==== EXCERPTED RECORDS

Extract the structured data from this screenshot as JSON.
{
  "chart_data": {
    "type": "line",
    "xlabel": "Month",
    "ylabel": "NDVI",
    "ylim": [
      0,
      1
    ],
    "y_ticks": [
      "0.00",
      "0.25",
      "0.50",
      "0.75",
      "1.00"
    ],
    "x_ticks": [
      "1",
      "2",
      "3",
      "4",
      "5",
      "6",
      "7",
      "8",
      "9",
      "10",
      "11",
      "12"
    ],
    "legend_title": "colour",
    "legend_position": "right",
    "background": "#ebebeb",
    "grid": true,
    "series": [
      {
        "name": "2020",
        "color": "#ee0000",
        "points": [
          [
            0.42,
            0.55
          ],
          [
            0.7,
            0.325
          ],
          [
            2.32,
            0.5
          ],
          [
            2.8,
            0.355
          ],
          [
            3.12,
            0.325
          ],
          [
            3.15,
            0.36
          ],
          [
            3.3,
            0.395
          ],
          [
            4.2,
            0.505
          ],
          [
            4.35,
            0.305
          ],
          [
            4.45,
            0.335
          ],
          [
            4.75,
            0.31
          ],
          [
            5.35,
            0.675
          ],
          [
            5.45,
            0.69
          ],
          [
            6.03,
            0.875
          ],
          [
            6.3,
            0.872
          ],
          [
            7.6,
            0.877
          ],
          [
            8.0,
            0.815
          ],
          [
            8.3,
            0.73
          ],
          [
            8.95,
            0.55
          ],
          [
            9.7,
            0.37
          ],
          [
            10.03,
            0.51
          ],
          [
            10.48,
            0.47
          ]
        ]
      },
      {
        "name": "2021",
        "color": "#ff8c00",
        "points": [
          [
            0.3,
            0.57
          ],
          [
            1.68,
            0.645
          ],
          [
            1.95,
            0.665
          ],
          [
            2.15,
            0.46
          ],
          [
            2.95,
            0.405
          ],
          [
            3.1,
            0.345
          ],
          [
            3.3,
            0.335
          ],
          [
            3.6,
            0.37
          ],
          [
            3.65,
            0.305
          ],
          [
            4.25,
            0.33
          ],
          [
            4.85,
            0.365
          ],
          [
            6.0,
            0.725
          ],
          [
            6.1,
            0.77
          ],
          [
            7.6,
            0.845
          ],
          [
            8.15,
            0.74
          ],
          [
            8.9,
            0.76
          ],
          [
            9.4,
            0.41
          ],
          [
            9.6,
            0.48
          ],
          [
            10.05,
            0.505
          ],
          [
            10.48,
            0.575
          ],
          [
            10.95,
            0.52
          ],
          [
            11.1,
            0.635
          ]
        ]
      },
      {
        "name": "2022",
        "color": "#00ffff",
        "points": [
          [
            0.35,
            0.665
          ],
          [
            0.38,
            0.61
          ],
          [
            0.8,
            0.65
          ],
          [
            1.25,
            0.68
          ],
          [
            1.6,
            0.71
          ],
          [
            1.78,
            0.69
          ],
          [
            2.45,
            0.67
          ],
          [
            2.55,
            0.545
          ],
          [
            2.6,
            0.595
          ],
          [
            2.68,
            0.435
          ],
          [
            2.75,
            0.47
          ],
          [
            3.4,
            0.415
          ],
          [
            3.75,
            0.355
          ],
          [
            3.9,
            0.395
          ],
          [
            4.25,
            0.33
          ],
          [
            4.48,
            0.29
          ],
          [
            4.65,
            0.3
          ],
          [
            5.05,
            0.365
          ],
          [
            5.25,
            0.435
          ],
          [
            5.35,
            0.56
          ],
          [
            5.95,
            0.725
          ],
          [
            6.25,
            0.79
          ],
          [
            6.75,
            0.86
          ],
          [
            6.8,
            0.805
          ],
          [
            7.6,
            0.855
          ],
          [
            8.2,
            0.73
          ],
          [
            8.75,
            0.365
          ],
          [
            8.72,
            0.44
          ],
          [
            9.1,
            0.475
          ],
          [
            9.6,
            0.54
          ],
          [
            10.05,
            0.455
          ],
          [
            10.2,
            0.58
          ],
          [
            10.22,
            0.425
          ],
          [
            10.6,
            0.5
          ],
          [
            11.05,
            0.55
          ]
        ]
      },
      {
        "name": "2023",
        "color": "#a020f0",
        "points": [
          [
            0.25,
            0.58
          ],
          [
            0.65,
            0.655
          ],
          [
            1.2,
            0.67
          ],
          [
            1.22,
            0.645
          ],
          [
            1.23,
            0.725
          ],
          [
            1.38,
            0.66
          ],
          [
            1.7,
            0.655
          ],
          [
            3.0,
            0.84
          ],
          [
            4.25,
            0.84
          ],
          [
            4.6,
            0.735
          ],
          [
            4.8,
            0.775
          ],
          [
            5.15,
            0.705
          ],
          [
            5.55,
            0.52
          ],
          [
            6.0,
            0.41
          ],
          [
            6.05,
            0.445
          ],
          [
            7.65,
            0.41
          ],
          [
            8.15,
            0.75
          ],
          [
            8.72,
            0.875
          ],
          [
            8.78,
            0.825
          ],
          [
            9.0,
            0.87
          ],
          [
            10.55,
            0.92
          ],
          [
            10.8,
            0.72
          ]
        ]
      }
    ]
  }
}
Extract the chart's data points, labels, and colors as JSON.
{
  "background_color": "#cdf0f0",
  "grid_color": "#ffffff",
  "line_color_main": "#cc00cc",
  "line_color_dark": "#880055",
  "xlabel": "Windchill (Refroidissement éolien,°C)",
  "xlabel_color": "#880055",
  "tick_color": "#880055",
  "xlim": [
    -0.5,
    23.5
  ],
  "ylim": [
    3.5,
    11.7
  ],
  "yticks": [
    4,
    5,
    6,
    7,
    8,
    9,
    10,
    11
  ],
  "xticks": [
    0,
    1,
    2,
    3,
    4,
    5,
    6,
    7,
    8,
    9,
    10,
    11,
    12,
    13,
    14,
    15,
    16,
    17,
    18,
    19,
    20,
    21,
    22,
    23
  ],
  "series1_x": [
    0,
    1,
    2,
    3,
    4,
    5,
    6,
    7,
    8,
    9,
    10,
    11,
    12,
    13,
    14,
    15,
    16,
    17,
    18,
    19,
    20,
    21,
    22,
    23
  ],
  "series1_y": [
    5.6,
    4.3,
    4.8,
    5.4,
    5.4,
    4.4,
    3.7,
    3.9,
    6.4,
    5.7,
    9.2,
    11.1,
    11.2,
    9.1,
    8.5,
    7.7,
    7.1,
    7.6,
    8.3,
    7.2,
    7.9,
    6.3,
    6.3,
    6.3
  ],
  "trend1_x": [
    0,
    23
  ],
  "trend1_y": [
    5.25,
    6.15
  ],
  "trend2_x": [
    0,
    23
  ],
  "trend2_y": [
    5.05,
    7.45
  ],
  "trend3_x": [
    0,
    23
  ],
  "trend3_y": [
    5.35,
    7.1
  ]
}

========
==== EXCERPTED RECORDS

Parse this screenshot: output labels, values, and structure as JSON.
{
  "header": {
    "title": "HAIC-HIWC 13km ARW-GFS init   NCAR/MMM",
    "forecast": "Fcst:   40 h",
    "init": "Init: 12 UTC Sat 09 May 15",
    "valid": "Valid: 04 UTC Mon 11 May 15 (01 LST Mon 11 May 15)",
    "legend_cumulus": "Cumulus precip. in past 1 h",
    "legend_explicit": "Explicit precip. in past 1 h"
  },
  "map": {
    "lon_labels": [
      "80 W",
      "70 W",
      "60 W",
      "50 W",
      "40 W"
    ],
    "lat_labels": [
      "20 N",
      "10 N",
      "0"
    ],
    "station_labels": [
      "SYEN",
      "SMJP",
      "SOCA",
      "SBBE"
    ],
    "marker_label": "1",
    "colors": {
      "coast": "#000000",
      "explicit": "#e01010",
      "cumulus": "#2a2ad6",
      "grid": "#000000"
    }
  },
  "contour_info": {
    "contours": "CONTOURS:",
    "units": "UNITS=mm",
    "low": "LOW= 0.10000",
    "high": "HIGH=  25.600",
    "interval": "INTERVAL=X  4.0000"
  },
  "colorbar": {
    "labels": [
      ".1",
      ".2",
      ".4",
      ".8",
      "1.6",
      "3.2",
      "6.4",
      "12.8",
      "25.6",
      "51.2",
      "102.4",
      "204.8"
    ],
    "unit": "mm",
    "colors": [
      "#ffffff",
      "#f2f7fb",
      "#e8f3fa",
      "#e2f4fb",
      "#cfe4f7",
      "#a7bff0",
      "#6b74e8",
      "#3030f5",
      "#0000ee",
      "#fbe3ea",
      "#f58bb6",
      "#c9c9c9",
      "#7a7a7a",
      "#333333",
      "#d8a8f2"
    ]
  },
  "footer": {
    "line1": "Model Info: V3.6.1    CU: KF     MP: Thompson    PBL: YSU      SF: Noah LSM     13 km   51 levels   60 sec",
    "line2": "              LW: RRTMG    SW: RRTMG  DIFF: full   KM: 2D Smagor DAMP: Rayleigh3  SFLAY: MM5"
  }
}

========

● **EXERCISE AIM**
In the material above, show every line where the word "precip" turns up.

● **TASK RESULT**
    "legend_cumulus": "Cumulus precip. in past 1 h",
    "legend_explicit": "Explicit precip. in past 1 h"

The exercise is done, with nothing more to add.